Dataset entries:
________________________________________

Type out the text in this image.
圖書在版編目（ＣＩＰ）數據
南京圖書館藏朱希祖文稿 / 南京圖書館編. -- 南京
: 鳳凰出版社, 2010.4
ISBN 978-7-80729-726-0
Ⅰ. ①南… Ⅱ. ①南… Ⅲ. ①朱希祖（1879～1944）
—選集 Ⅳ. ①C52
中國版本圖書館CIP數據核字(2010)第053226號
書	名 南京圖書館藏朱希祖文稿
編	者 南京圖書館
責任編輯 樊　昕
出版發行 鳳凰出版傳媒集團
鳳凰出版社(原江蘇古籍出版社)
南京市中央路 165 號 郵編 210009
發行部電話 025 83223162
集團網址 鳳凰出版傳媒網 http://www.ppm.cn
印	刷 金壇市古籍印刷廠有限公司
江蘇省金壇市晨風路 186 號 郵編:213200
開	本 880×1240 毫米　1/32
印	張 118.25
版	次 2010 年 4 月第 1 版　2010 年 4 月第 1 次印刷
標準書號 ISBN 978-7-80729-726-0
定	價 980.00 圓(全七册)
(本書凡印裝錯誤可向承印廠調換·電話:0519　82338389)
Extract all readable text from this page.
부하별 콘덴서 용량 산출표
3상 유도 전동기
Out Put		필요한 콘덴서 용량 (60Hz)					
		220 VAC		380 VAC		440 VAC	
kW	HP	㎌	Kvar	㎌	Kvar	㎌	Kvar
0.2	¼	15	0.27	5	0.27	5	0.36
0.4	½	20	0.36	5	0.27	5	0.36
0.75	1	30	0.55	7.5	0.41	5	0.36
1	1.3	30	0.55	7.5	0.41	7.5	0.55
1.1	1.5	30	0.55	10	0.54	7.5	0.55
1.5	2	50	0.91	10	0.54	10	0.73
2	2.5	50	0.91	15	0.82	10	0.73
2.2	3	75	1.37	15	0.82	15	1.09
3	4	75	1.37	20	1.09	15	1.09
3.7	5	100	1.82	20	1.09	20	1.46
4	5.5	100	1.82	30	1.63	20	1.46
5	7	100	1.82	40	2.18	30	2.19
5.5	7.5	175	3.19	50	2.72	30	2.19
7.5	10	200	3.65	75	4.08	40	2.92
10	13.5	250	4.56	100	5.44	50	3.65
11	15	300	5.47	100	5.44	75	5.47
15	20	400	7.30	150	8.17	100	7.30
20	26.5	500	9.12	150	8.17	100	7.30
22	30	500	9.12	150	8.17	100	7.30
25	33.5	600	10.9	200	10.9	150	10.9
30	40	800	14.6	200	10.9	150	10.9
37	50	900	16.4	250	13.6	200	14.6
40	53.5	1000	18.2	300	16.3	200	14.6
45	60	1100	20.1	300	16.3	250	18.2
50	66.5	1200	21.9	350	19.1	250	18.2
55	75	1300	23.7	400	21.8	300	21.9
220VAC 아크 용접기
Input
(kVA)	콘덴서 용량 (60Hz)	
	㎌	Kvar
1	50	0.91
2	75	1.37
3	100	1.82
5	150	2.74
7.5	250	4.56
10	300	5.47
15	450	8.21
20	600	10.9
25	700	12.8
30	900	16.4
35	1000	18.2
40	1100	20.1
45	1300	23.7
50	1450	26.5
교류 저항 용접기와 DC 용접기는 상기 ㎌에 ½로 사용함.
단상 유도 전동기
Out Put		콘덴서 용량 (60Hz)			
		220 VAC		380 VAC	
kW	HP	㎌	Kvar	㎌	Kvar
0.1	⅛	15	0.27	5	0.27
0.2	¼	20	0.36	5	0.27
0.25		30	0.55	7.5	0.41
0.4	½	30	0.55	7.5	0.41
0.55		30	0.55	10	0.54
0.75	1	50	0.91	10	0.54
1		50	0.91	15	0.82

________________________________________

• _Work to be completed_: Every line above needs to be retyped exactly.

• _Response below_:
Type out the text in this image.
圖書在版編目（ＣＩＰ）數據
南京圖書館藏朱希祖文稿 / 南京圖書館編. -- 南京
: 鳳凰出版社, 2010.4
ISBN 978-7-80729-726-0
Ⅰ. ①南… Ⅱ. ①南… Ⅲ. ①朱希祖（1879～1944）
—選集 Ⅳ. ①C52
中國版本圖書館CIP數據核字(2010)第053226號
書	名 南京圖書館藏朱希祖文稿
編	者 南京圖書館
責任編輯 樊　昕
出版發行 鳳凰出版傳媒集團
鳳凰出版社(原江蘇古籍出版社)
南京市中央路 165 號 郵編 210009
發行部電話 025 83223162
集團網址 鳳凰出版傳媒網 http://www.ppm.cn
印	刷 金壇市古籍印刷廠有限公司
江蘇省金壇市晨風路 186 號 郵編:213200
開	本 880×1240 毫米　1/32
印	張 118.25
版	次 2010 年 4 月第 1 版　2010 年 4 月第 1 次印刷
標準書號 ISBN 978-7-80729-726-0
定	價 980.00 圓(全七册)
(本書凡印裝錯誤可向承印廠調換·電話:0519　82338389)
Extract all readable text from this page.
부하별 콘덴서 용량 산출표
3상 유도 전동기
Out Put		필요한 콘덴서 용량 (60Hz)					
		220 VAC		380 VAC		440 VAC	
kW	HP	㎌	Kvar	㎌	Kvar	㎌	Kvar
0.2	¼	15	0.27	5	0.27	5	0.36
0.4	½	20	0.36	5	0.27	5	0.36
0.75	1	30	0.55	7.5	0.41	5	0.36
1	1.3	30	0.55	7.5	0.41	7.5	0.55
1.1	1.5	30	0.55	10	0.54	7.5	0.55
1.5	2	50	0.91	10	0.54	10	0.73
2	2.5	50	0.91	15	0.82	10	0.73
2.2	3	75	1.37	15	0.82	15	1.09
3	4	75	1.37	20	1.09	15	1.09
3.7	5	100	1.82	20	1.09	20	1.46
4	5.5	100	1.82	30	1.63	20	1.46
5	7	100	1.82	40	2.18	30	2.19
5.5	7.5	175	3.19	50	2.72	30	2.19
7.5	10	200	3.65	75	4.08	40	2.92
10	13.5	250	4.56	100	5.44	50	3.65
11	15	300	5.47	100	5.44	75	5.47
15	20	400	7.30	150	8.17	100	7.30
20	26.5	500	9.12	150	8.17	100	7.30
22	30	500	9.12	150	8.17	100	7.30
25	33.5	600	10.9	200	10.9	150	10.9
30	40	800	14.6	200	10.9	150	10.9
37	50	900	16.4	250	13.6	200	14.6
40	53.5	1000	18.2	300	16.3	200	14.6
45	60	1100	20.1	300	16.3	250	18.2
50	66.5	1200	21.9	350	19.1	250	18.2
55	75	1300	23.7	400	21.8	300	21.9
220VAC 아크 용접기
Input
(kVA)	콘덴서 용량 (60Hz)	
	㎌	Kvar
1	50	0.91
2	75	1.37
3	100	1.82
5	150	2.74
7.5	250	4.56
10	300	5.47
15	450	8.21
20	600	10.9
25	700	12.8
30	900	16.4
35	1000	18.2
40	1100	20.1
45	1300	23.7
50	1450	26.5
교류 저항 용접기와 DC 용접기는 상기 ㎌에 ½로 사용함.
단상 유도 전동기
Out Put		콘덴서 용량 (60Hz)			
		220 VAC		380 VAC	
kW	HP	㎌	Kvar	㎌	Kvar
0.1	⅛	15	0.27	5	0.27
0.2	¼	20	0.36	5	0.27
0.25		30	0.55	7.5	0.41
0.4	½	30	0.55	7.5	0.41
0.55		30	0.55	10	0.54
0.75	1	50	0.91	10	0.54
1		50	0.91	15	0.82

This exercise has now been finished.